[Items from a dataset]
====
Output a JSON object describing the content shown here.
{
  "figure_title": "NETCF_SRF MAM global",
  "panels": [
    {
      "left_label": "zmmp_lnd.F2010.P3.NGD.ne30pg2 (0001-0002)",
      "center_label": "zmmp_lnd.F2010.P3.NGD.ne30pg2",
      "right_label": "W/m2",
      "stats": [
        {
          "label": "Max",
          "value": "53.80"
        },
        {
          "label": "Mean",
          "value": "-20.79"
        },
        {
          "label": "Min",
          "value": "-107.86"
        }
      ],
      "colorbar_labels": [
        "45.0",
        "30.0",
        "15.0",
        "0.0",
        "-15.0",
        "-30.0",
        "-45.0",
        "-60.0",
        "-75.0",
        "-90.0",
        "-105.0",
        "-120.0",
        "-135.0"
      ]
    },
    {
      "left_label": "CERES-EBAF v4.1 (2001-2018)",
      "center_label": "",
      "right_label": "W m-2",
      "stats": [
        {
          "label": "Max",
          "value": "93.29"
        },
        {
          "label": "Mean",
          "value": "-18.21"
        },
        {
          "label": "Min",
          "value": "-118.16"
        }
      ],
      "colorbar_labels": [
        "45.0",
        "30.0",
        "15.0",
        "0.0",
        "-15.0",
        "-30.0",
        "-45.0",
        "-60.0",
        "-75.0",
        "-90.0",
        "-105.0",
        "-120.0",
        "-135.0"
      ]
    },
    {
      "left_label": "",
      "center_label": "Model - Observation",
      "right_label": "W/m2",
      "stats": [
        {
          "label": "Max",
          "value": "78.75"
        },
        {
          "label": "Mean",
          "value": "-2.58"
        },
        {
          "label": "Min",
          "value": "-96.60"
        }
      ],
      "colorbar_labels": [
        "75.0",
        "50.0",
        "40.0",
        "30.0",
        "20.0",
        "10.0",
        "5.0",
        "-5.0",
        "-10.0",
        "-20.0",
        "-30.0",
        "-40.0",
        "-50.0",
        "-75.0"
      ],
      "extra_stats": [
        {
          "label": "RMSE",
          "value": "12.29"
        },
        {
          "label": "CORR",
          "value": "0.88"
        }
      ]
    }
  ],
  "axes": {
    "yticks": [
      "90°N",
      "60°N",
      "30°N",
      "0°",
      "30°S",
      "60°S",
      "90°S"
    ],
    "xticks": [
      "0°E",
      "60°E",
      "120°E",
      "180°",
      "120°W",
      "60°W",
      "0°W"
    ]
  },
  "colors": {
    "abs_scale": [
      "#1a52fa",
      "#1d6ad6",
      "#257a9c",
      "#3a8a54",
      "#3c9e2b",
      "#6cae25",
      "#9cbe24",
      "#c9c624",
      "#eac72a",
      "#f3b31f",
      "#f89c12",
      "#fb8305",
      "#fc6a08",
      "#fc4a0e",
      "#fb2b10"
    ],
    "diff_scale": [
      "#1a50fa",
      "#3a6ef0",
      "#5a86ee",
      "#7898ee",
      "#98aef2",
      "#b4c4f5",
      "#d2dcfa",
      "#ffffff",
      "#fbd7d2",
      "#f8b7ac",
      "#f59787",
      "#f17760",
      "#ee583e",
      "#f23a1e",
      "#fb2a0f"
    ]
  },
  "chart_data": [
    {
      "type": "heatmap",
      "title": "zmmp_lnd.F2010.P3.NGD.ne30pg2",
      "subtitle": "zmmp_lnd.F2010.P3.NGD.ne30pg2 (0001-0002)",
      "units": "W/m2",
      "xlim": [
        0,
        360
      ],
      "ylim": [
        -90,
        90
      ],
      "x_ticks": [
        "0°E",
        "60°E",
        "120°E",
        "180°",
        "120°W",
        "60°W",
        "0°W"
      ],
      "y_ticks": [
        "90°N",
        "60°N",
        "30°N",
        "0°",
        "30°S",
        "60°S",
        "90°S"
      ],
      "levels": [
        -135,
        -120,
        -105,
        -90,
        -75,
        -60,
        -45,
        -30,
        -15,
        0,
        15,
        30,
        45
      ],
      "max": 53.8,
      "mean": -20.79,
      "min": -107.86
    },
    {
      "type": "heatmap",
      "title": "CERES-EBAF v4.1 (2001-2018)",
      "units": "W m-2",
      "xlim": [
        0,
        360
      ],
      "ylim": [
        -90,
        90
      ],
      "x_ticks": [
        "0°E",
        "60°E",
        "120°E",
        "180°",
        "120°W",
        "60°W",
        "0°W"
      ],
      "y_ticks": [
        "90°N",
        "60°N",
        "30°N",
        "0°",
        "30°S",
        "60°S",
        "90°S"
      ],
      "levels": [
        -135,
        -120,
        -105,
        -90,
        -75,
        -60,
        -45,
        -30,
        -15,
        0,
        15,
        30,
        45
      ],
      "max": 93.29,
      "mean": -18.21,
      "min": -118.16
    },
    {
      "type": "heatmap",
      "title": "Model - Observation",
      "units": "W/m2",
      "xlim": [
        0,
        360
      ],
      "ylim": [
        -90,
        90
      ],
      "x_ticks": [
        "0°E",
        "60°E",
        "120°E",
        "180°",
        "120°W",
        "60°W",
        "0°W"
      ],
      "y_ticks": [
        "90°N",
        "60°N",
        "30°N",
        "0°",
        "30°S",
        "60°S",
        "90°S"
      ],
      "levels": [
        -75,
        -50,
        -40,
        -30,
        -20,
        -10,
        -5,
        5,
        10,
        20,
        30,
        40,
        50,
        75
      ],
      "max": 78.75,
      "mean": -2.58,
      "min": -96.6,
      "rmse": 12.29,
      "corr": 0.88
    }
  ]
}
====
**Task description:** Print every entry exactly as written.

**Final answer:**
Output a JSON object describing the content shown here.
{
  "figure_title": "NETCF_SRF MAM global",
  "panels": [
    {
      "left_label": "zmmp_lnd.F2010.P3.NGD.ne30pg2 (0001-0002)",
      "center_label": "zmmp_lnd.F2010.P3.NGD.ne30pg2",
      "right_label": "W/m2",
      "stats": [
        {
          "label": "Max",
          "value": "53.80"
        },
        {
          "label": "Mean",
          "value": "-20.79"
        },
        {
          "label": "Min",
          "value": "-107.86"
        }
      ],
      "colorbar_labels": [
        "45.0",
        "30.0",
        "15.0",
        "0.0",
        "-15.0",
        "-30.0",
        "-45.0",
        "-60.0",
        "-75.0",
        "-90.0",
        "-105.0",
        "-120.0",
        "-135.0"
      ]
    },
    {
      "left_label": "CERES-EBAF v4.1 (2001-2018)",
      "center_label": "",
      "right_label": "W m-2",
      "stats": [
        {
          "label": "Max",
          "value": "93.29"
        },
        {
          "label": "Mean",
          "value": "-18.21"
        },
        {
          "label": "Min",
          "value": "-118.16"
        }
      ],
      "colorbar_labels": [
        "45.0",
        "30.0",
        "15.0",
        "0.0",
        "-15.0",
        "-30.0",
        "-45.0",
        "-60.0",
        "-75.0",
        "-90.0",
        "-105.0",
        "-120.0",
        "-135.0"
      ]
    },
    {
      "left_label": "",
      "center_label": "Model - Observation",
      "right_label": "W/m2",
      "stats": [
        {
          "label": "Max",
          "value": "78.75"
        },
        {
          "label": "Mean",
          "value": "-2.58"
        },
        {
          "label": "Min",
          "value": "-96.60"
        }
      ],
      "colorbar_labels": [
        "75.0",
        "50.0",
        "40.0",
        "30.0",
        "20.0",
        "10.0",
        "5.0",
        "-5.0",
        "-10.0",
        "-20.0",
        "-30.0",
        "-40.0",
        "-50.0",
        "-75.0"
      ],
      "extra_stats": [
        {
          "label": "RMSE",
          "value": "12.29"
        },
        {
          "label": "CORR",
          "value": "0.88"
        }
      ]
    }
  ],
  "axes": {
    "yticks": [
      "90°N",
      "60°N",
      "30°N",
      "0°",
      "30°S",
      "60°S",
      "90°S"
    ],
    "xticks": [
      "0°E",
      "60°E",
      "120°E",
      "180°",
      "120°W",
      "60°W",
      "0°W"
    ]
  },
  "colors": {
    "abs_scale": [
      "#1a52fa",
      "#1d6ad6",
      "#257a9c",
      "#3a8a54",
      "#3c9e2b",
      "#6cae25",
      "#9cbe24",
      "#c9c624",
      "#eac72a",
      "#f3b31f",
      "#f89c12",
      "#fb8305",
      "#fc6a08",
      "#fc4a0e",
      "#fb2b10"
    ],
    "diff_scale": [
      "#1a50fa",
      "#3a6ef0",
      "#5a86ee",
      "#7898ee",
      "#98aef2",
      "#b4c4f5",
      "#d2dcfa",
      "#ffffff",
      "#fbd7d2",
      "#f8b7ac",
      "#f59787",
      "#f17760",
      "#ee583e",
      "#f23a1e",
      "#fb2a0f"
    ]
  },
  "chart_data": [
    {
      "type": "heatmap",
      "title": "zmmp_lnd.F2010.P3.NGD.ne30pg2",
      "subtitle": "zmmp_lnd.F2010.P3.NGD.ne30pg2 (0001-0002)",
      "units": "W/m2",
      "xlim": [
        0,
        360
      ],
      "ylim": [
        -90,
        90
      ],
      "x_ticks": [
        "0°E",
        "60°E",
        "120°E",
        "180°",
        "120°W",
        "60°W",
        "0°W"
      ],
      "y_ticks": [
        "90°N",
        "60°N",
        "30°N",
        "0°",
        "30°S",
        "60°S",
        "90°S"
      ],
      "levels": [
        -135,
        -120,
        -105,
        -90,
        -75,
        -60,
        -45,
        -30,
        -15,
        0,
        15,
        30,
        45
      ],
      "max": 53.8,
      "mean": -20.79,
      "min": -107.86
    },
    {
      "type": "heatmap",
      "title": "CERES-EBAF v4.1 (2001-2018)",
      "units": "W m-2",
      "xlim": [
        0,
        360
      ],
      "ylim": [
        -90,
        90
      ],
      "x_ticks": [
        "0°E",
        "60°E",
        "120°E",
        "180°",
        "120°W",
        "60°W",
        "0°W"
      ],
      "y_ticks": [
        "90°N",
        "60°N",
        "30°N",
        "0°",
        "30°S",
        "60°S",
        "90°S"
      ],
      "levels": [
        -135,
        -120,
        -105,
        -90,
        -75,
        -60,
        -45,
        -30,
        -15,
        0,
        15,
        30,
        45
      ],
      "max": 93.29,
      "mean": -18.21,
      "min": -118.16
    },
    {
      "type": "heatmap",
      "title": "Model - Observation",
      "units": "W/m2",
      "xlim": [
        0,
        360
      ],
      "ylim": [
        -90,
        90
      ],
      "x_ticks": [
        "0°E",
        "60°E",
        "120°E",
        "180°",
        "120°W",
        "60°W",
        "0°W"
      ],
      "y_ticks": [
        "90°N",
        "60°N",
        "30°N",
        "0°",
        "30°S",
        "60°S",
        "90°S"
      ],
      "levels": [
        -75,
        -50,
        -40,
        -30,
        -20,
        -10,
        -5,
        5,
        10,
        20,
        30,
        40,
        50,
        75
      ],
      "max": 78.75,
      "mean": -2.58,
      "min": -96.6,
      "rmse": 12.29,
      "corr": 0.88
    }
  ]
}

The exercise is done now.